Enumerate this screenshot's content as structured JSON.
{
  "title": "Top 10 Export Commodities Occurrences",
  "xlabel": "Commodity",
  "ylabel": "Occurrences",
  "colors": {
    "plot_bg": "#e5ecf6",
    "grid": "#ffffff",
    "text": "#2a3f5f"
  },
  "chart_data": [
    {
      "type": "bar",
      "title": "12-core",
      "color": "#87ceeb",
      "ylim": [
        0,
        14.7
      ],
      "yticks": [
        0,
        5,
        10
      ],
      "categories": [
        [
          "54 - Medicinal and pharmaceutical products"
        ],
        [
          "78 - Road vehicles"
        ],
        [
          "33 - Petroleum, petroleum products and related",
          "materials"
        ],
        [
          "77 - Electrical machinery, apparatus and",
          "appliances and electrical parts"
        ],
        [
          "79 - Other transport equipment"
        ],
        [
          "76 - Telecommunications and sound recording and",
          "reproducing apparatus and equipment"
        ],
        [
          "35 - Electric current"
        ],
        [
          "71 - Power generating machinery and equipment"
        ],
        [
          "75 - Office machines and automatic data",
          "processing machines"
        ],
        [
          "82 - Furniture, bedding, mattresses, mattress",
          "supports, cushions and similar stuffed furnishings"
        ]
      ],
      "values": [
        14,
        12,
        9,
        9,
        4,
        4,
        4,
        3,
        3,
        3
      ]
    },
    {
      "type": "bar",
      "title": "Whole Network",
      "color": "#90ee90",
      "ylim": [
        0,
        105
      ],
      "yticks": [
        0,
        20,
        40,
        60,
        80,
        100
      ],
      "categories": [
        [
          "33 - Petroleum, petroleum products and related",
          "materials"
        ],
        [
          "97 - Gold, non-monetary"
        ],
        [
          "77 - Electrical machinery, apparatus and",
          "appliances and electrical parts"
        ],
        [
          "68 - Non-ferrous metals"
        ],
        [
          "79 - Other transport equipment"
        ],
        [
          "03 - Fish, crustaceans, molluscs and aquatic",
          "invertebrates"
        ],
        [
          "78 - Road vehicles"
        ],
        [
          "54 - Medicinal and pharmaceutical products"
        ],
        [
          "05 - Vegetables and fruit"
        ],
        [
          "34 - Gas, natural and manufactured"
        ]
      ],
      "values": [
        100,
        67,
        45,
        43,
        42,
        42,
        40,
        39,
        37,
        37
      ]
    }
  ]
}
···
# [Exercise goal]
Return each line that includes "machines".

# [Result of the task]
          "75 - Office machines and automatic data",
          "processing machines"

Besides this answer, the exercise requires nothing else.